● **Consigne A**
Traduisez en anglais la phrase suivante, tirée du texte sur Kerviel et Breteau : « Jérôme Kerviel et Eric Breteau ont tous les deux pris des risques insensés. »
● **Consigne B**
Rédigez la suite du texte sur Kerviel et Breteau, en reprenant après sa dernière phrase.

● **Texte à lire**
____________________

Un internaute anonyme faisait remarquer sur le blog du philosophe Yves Michaud, que Jérôme Kerviel était un « Breteau de la finance ». Les deux hommes sont les principaux protagonistes de deux grosses affaires qui ont animé notre actualité ces six derniers mois. Leurs domaines de prédilection sont si diamétralement opposés (humanitaire et finance) qu’il semble difficile de rapprocher les deux histoires. Pourtant, on distingue des points communs dans le comportement, la stratégie et le raisonnement des deux hommes.

Le goût du risque, l’inconscience du danger

Jérôme Kerviel et Eric Breteau ont tous les deux pris des risques insensés. Ils ne se sont pas beaucoup préoccupés des conséquences possibles de leurs actes pour leur entourage.

La mégalomanie

Jérôme Kerviel avait le sentiment d’être un « trader d’exception ». Il a pris des positions à hauteur de 50 milliards d’euros, sans contrepartie, alors que le service pour lequel il travaillait, Delta One, avait un plafond d’exposition aux risques fixé à 125 millions d’euros.

Eric Breteau voulait faire évacuer d’urgence 10 000 orphelins du Darfour. Il trouvait que les autres ONG ne faisaient rien au Tchad. Il pensait que sa petite arche de Zoé parviendrait à réveiller l’opinion mondiale sur le drame que vit le Darfour. Et maintenant il veut transformer son association en parti politique.

Le mépris des règles

Les règles et les lois sont utiles pour encadrer le comportement des petites gens. Mais dès lors qu’on a affaire à un être d’exception, elles deviennent nuisibles car elles brident l’expression de son génie. Un individu réellement supérieur a le droit de les contourner.

Cascade de manipulations

Jérôme Kerviel a dissimulé ses activités secrètes durant de longs mois, grâce à des opérations fictives, des mensonges, la production de faux (faux mail, faux récapitulatif de ses opérations, faux fax). Il a manipulé son courtier correspondant en lui faisant croire à l’existence d’un certain « Mat », un trader basé à Londres, afin de légitimer certaines opérations.

Eric Breteau a laissé entendre aux familles d’accueil qu’elles pourraient adopter. Au Tchad, il a convaincu les proches de lui confier des enfants en expliquant qu’il allait les scolariser sur place. Il a caché à ses collaborateurs tchadiens le but final de sa présence dans leur pays. Pour motiver ses compagnons de l’Arche de Zoé, il a prétendu qu’ils avaient le soutien de l’Etat français et que Mme Sarkozy les accueillerait à leur retour en métropole. Il a fait poser des bandages et du mercurochrome sur les enfants pour essayer de tromper la vigilance des autorités tchadiennes. Il a produit de faux documents attestant que les enfants étaient orphelins.

____________________

● **Données fournies**
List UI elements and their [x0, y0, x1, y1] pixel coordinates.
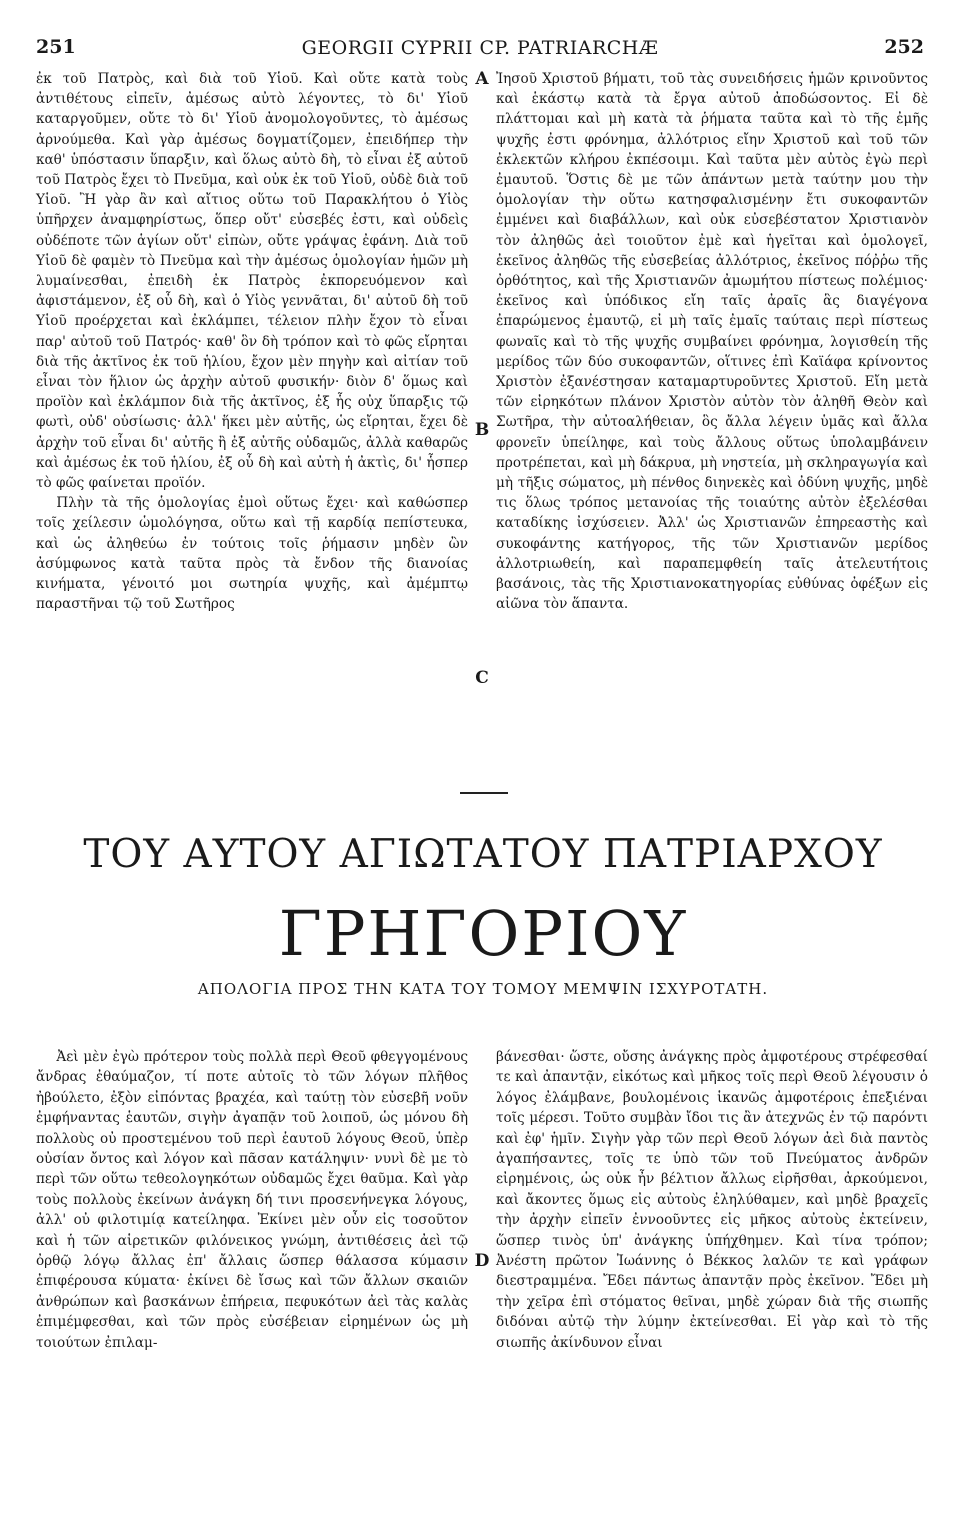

____________________

● **Réponse attendue A**
Jérôme Kerviel and Eric Breteau both took reckless risks.

● **Réponse attendue B**
Une fois que le château de cartes s’est effondré...

C’est pas moi, c’est les autres...

Jérôme Kerviel a dénoncé ses collègues qui avaient - selon lui - les mêmes pratiques que lui. Il a imputé les pertes occasionnées par ses positions au débouclage intempestif réalisé par la Société générale (mais les experts semblent s’accorder pour dire que la Société générale n’avait pas vraiment le choix).

Eric Breteau a prétendu avoir été trompé par ses intermédiaires.

Se poser en victime, en « bouc émissaire »

Jérôme Kerviel a déclaré plusieurs fois qu’il ne voulait pas être le « bouc émissaire » de la Société générale. Lorsqu’on l’a placé en détention provisoire, il a dit se sentir «  trahi » par la justice de son pays.

Même son de cloche chez Breteau, qui s’est plaint du lâchage de la France (la rhétorique du bouc émissaire était déjà exploitée par Eric Breteau alors qu’il était président de l’association des propriétaires de 4x4).

Le déni

A propos de JK, Le Monde rapportait ces propos : « Il était par exemple incapable de se souvenir des pertes qu’il avait fait subir à la banque : 2,2 milliards d’euros fin juin 2007. Il ne se rappelait que ses gains, lui qui savait négocier âprement ses bonus. »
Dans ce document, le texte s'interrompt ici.